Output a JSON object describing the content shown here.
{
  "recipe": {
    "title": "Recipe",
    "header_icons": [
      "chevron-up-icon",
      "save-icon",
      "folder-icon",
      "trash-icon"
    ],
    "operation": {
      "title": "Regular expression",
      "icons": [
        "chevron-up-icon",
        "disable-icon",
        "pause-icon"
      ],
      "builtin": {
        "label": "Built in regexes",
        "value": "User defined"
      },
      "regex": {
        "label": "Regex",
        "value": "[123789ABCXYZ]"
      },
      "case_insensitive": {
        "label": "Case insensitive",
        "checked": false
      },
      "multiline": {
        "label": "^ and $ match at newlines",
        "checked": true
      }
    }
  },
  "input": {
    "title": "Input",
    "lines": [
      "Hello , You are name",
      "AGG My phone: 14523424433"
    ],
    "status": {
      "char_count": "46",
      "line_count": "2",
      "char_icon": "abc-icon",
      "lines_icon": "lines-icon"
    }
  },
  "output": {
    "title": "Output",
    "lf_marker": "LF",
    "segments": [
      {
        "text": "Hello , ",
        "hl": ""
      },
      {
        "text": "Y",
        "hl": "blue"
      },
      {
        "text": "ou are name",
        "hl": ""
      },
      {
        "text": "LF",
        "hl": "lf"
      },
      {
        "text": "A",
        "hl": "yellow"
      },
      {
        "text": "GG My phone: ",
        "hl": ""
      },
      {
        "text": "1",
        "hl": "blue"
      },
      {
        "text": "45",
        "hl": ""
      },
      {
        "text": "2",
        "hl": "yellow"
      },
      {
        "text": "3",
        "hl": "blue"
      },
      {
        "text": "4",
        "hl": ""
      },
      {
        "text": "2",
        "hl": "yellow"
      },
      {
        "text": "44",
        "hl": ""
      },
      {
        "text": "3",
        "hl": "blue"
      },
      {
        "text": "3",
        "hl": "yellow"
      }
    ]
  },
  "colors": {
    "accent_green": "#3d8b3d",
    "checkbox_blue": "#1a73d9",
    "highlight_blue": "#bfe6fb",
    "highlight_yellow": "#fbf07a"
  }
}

--

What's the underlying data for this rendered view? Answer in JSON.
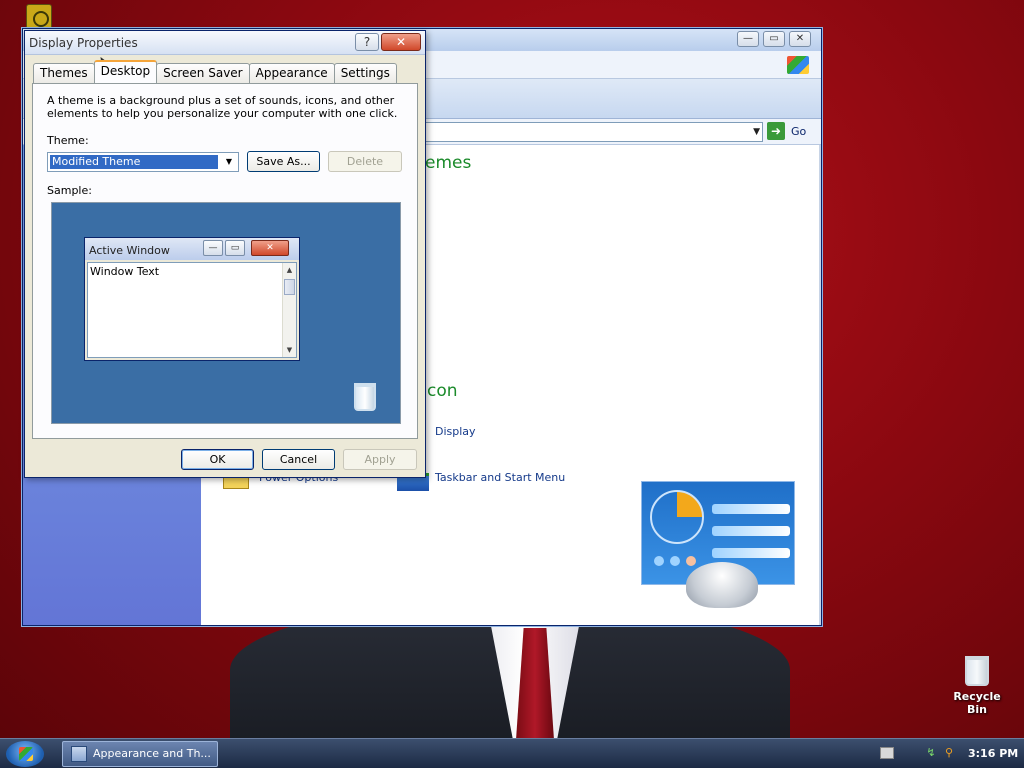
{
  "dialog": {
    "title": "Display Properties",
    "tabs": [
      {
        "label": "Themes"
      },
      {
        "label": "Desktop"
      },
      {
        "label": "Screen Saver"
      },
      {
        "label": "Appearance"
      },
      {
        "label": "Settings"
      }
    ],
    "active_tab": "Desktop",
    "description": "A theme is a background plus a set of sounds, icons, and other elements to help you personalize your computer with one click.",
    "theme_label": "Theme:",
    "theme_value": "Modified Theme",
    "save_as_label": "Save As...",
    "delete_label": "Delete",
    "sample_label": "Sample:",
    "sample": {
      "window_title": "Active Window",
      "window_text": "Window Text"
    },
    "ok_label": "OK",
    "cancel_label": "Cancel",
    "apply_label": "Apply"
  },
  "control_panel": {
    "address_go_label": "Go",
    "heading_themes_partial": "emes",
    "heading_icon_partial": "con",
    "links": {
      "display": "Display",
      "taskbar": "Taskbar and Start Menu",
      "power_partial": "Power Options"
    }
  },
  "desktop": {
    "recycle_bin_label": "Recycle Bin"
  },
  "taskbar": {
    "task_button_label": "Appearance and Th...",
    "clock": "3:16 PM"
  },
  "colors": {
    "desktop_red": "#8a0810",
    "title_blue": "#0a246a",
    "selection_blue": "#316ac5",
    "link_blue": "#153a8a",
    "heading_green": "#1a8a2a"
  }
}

==

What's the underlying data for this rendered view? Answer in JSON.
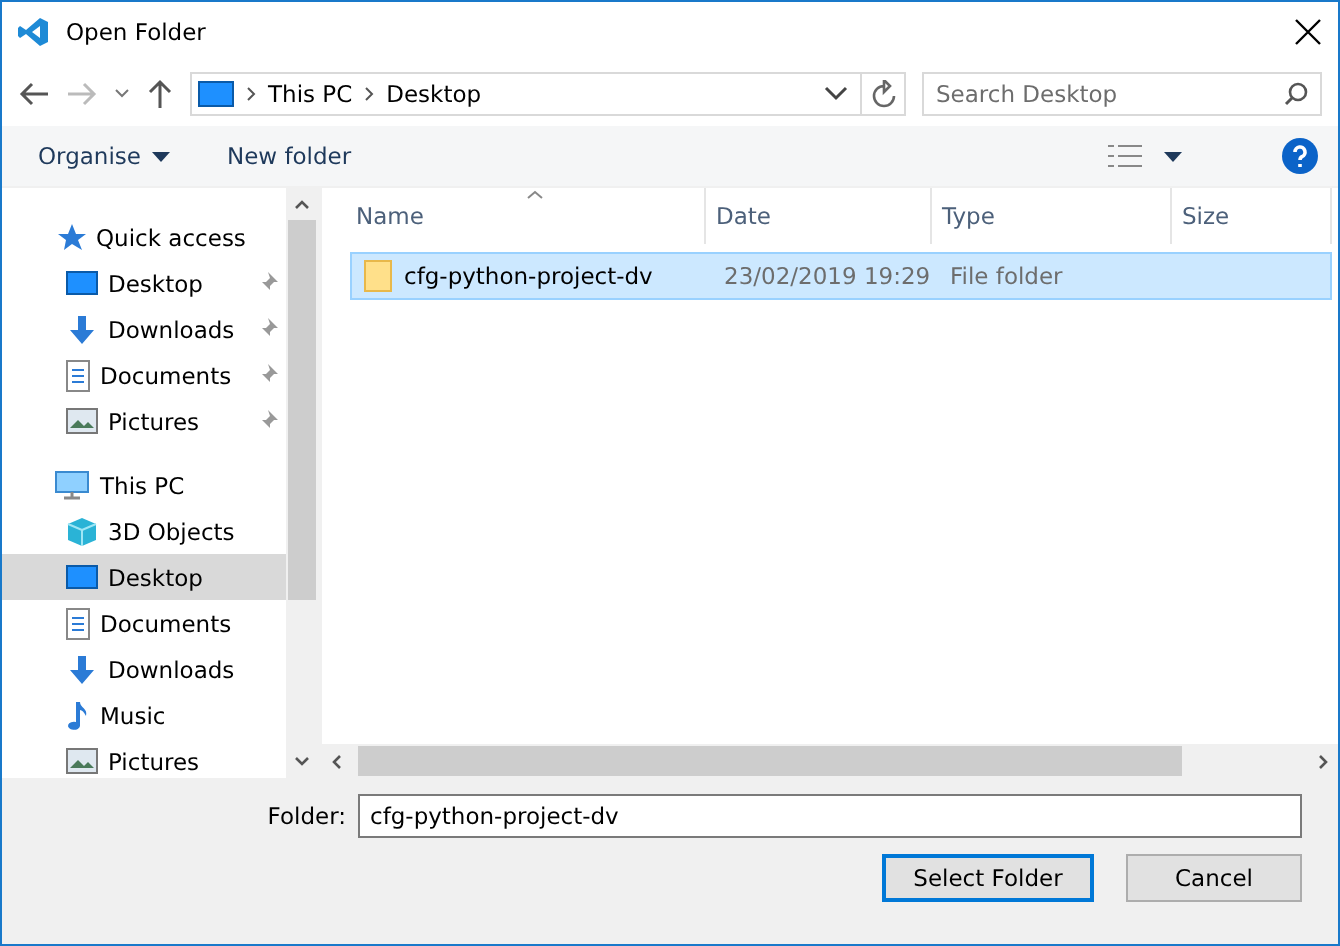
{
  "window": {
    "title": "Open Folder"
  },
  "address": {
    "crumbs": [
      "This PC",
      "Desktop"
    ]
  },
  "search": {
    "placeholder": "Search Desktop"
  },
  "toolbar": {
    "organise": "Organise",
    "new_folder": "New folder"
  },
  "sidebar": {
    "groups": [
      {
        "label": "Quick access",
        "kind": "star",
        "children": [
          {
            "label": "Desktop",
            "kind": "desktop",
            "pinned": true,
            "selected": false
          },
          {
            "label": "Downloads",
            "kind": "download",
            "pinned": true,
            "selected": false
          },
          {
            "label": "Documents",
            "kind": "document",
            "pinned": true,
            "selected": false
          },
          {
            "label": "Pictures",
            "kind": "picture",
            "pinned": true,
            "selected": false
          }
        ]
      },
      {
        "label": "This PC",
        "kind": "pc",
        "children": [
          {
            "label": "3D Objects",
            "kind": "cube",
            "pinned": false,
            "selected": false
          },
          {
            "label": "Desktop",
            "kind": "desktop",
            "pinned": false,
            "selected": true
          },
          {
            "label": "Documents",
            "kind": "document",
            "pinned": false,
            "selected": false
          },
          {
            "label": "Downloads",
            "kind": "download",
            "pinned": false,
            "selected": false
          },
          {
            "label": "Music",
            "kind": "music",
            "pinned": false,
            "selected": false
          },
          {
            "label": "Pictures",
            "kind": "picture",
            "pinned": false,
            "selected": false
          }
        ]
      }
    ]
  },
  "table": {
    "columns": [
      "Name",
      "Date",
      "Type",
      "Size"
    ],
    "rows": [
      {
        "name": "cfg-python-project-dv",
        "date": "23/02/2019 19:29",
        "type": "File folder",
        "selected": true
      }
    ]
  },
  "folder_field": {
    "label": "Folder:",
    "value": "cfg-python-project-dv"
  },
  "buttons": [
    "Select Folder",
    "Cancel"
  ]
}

What the task asks = Every line of the records that includes the word "phone" should be gathered.

Response to this exercise =
      "AGG My phone: 14523424433"
        "text": "GG My phone: ",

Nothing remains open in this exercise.